> [What you have to do] Lift out each line of the data that holds "symbol".

Part of a data file
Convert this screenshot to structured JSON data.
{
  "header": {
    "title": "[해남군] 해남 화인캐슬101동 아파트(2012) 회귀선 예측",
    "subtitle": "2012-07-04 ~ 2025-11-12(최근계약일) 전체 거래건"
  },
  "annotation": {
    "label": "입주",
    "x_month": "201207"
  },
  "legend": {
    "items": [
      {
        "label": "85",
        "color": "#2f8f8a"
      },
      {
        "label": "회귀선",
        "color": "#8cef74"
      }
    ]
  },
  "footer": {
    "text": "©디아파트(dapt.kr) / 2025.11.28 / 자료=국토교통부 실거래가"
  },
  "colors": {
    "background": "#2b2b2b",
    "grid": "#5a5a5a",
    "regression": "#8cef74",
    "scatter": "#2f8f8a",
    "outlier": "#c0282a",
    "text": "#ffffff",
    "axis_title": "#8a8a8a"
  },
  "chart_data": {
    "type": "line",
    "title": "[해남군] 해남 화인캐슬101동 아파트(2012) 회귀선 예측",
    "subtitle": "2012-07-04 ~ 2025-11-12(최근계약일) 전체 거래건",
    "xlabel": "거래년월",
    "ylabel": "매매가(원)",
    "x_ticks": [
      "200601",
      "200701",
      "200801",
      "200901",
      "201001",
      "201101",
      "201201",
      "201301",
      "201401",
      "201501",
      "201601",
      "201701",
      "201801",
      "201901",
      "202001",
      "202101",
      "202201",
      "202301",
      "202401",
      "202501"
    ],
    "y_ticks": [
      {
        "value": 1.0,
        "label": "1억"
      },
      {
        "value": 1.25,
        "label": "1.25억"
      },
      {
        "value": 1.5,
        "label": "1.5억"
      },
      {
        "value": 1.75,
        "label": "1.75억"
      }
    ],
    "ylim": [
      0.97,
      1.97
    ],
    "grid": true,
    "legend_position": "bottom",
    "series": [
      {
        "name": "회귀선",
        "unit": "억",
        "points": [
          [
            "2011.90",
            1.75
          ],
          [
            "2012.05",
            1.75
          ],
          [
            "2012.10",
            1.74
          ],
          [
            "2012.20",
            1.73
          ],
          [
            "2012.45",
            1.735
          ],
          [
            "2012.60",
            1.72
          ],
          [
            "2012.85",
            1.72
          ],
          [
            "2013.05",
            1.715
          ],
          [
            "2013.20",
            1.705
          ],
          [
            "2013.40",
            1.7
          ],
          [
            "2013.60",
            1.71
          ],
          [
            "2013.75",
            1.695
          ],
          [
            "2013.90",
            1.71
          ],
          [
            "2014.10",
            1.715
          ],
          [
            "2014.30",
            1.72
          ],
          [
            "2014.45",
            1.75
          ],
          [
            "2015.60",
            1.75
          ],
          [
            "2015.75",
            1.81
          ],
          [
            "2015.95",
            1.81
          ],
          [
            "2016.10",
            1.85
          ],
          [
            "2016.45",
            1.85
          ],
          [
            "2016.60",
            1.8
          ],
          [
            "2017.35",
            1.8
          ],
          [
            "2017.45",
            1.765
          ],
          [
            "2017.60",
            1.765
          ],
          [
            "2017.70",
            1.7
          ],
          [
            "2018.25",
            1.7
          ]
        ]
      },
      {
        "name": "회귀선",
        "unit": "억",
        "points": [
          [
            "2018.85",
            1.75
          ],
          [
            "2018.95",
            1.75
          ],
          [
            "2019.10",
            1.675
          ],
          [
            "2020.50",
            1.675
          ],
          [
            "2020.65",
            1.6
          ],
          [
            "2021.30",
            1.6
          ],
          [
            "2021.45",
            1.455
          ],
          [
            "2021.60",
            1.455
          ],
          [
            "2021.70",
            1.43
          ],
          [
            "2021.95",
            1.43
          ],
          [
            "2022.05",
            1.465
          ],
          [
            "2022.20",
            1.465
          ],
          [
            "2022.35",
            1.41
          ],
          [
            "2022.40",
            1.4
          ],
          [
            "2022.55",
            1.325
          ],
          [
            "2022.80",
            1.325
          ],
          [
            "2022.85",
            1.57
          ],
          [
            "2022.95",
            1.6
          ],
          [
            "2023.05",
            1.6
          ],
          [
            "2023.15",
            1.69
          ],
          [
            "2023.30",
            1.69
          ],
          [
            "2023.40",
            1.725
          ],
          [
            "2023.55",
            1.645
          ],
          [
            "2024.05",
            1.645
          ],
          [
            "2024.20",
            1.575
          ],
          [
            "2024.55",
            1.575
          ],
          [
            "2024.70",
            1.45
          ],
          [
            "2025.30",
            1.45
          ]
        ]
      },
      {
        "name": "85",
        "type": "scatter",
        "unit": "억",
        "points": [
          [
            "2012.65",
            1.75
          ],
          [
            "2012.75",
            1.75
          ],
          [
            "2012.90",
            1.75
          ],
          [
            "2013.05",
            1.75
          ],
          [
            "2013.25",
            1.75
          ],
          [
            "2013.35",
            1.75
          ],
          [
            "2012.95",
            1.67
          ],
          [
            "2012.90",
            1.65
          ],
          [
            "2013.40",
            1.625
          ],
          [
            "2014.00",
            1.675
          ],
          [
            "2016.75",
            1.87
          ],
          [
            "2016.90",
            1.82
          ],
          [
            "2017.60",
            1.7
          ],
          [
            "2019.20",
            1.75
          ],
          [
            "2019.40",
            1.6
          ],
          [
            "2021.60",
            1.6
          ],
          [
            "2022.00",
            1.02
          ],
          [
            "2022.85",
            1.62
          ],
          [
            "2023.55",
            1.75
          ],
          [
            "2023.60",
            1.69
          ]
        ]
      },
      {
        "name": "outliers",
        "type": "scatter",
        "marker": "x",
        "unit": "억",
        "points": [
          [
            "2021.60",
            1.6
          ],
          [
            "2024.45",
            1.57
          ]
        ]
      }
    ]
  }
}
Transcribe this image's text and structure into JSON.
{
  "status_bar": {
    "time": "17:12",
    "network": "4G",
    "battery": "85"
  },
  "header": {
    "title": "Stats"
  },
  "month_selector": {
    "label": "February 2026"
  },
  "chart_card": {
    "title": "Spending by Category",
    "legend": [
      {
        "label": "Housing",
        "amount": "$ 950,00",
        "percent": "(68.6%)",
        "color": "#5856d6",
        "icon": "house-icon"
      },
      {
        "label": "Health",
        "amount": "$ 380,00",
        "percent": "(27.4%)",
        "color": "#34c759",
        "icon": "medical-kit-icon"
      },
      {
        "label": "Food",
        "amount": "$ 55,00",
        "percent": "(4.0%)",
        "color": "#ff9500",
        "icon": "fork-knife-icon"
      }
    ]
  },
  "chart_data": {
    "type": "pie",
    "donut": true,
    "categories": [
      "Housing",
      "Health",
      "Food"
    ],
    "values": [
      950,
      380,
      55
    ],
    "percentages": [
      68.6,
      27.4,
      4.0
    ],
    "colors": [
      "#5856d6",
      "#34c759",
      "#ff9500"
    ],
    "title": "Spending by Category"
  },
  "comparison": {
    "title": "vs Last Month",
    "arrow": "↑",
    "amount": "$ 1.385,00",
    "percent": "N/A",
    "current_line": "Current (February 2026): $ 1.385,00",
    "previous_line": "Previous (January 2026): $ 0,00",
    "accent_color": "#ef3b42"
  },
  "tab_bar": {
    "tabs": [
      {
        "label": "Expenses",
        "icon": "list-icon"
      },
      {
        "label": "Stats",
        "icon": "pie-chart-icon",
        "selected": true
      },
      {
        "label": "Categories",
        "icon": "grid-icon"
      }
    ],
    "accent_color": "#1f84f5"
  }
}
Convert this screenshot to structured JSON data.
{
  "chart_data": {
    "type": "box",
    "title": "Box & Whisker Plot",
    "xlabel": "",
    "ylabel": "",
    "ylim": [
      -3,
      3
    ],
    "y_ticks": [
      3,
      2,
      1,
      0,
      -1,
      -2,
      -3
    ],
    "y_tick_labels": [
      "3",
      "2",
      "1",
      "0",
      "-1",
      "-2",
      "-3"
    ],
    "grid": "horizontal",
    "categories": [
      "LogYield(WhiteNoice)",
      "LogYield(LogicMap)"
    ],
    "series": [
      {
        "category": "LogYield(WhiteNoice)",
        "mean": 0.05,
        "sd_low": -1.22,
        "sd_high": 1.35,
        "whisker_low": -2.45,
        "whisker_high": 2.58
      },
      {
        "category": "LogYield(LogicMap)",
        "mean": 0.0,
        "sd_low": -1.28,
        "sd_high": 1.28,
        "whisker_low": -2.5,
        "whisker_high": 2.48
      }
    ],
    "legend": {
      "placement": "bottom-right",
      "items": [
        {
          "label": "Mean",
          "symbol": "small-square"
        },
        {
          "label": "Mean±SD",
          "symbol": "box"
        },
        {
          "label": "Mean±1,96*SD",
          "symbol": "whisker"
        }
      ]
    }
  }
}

> [The answer]
          "symbol": "small-square"
          "symbol": "box"
          "symbol": "whisker"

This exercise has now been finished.